[Stored items]

## start

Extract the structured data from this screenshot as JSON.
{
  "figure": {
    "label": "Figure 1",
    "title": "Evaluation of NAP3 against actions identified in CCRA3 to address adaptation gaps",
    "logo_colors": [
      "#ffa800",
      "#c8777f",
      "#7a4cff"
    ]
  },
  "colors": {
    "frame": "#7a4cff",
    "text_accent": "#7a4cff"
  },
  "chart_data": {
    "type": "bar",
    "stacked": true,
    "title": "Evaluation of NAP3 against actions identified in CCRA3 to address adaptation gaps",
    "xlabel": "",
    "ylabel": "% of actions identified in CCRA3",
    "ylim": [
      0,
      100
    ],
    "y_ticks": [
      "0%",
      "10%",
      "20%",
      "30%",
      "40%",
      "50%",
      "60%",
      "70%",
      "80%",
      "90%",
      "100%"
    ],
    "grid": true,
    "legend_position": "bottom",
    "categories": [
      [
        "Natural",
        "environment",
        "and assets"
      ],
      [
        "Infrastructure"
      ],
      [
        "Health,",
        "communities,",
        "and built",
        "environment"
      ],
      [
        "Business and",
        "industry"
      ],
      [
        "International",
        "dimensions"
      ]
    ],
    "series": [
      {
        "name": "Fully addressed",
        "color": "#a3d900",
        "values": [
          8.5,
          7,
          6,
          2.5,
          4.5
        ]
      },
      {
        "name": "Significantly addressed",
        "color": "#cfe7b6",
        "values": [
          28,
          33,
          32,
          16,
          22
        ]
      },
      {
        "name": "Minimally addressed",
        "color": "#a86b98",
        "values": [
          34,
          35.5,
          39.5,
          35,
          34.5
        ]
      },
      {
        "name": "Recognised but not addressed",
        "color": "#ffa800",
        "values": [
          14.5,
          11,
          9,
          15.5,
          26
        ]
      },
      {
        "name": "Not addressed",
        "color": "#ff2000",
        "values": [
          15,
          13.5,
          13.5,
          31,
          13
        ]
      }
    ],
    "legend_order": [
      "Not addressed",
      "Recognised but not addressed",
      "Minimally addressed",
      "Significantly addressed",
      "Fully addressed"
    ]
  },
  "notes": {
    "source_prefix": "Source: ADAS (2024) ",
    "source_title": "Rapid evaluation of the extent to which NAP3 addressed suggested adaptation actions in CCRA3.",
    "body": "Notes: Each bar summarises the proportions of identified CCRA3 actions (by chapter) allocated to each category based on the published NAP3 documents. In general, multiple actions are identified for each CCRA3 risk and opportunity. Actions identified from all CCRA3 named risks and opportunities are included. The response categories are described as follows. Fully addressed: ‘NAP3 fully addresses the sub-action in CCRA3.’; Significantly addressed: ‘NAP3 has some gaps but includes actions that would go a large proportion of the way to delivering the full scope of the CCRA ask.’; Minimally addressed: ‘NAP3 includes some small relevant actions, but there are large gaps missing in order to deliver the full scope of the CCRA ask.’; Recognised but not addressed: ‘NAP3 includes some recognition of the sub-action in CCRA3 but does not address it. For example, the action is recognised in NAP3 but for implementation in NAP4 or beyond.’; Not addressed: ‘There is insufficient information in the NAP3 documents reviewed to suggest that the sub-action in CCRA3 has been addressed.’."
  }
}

## end

What the exercise asks
Your task is to repeat each line of the material exactly.

The output
Extract the structured data from this screenshot as JSON.
{
  "figure": {
    "label": "Figure 1",
    "title": "Evaluation of NAP3 against actions identified in CCRA3 to address adaptation gaps",
    "logo_colors": [
      "#ffa800",
      "#c8777f",
      "#7a4cff"
    ]
  },
  "colors": {
    "frame": "#7a4cff",
    "text_accent": "#7a4cff"
  },
  "chart_data": {
    "type": "bar",
    "stacked": true,
    "title": "Evaluation of NAP3 against actions identified in CCRA3 to address adaptation gaps",
    "xlabel": "",
    "ylabel": "% of actions identified in CCRA3",
    "ylim": [
      0,
      100
    ],
    "y_ticks": [
      "0%",
      "10%",
      "20%",
      "30%",
      "40%",
      "50%",
      "60%",
      "70%",
      "80%",
      "90%",
      "100%"
    ],
    "grid": true,
    "legend_position": "bottom",
    "categories": [
      [
        "Natural",
        "environment",
        "and assets"
      ],
      [
        "Infrastructure"
      ],
      [
        "Health,",
        "communities,",
        "and built",
        "environment"
      ],
      [
        "Business and",
        "industry"
      ],
      [
        "International",
        "dimensions"
      ]
    ],
    "series": [
      {
        "name": "Fully addressed",
        "color": "#a3d900",
        "values": [
          8.5,
          7,
          6,
          2.5,
          4.5
        ]
      },
      {
        "name": "Significantly addressed",
        "color": "#cfe7b6",
        "values": [
          28,
          33,
          32,
          16,
          22
        ]
      },
      {
        "name": "Minimally addressed",
        "color": "#a86b98",
        "values": [
          34,
          35.5,
          39.5,
          35,
          34.5
        ]
      },
      {
        "name": "Recognised but not addressed",
        "color": "#ffa800",
        "values": [
          14.5,
          11,
          9,
          15.5,
          26
        ]
      },
      {
        "name": "Not addressed",
        "color": "#ff2000",
        "values": [
          15,
          13.5,
          13.5,
          31,
          13
        ]
      }
    ],
    "legend_order": [
      "Not addressed",
      "Recognised but not addressed",
      "Minimally addressed",
      "Significantly addressed",
      "Fully addressed"
    ]
  },
  "notes": {
    "source_prefix": "Source: ADAS (2024) ",
    "source_title": "Rapid evaluation of the extent to which NAP3 addressed suggested adaptation actions in CCRA3.",
    "body": "Notes: Each bar summarises the proportions of identified CCRA3 actions (by chapter) allocated to each category based on the published NAP3 documents. In general, multiple actions are identified for each CCRA3 risk and opportunity. Actions identified from all CCRA3 named risks and opportunities are included. The response categories are described as follows. Fully addressed: ‘NAP3 fully addresses the sub-action in CCRA3.’; Significantly addressed: ‘NAP3 has some gaps but includes actions that would go a large proportion of the way to delivering the full scope of the CCRA ask.’; Minimally addressed: ‘NAP3 includes some small relevant actions, but there are large gaps missing in order to deliver the full scope of the CCRA ask.’; Recognised but not addressed: ‘NAP3 includes some recognition of the sub-action in CCRA3 but does not address it. For example, the action is recognised in NAP3 but for implementation in NAP4 or beyond.’; Not addressed: ‘There is insufficient information in the NAP3 documents reviewed to suggest that the sub-action in CCRA3 has been addressed.’."
  }
}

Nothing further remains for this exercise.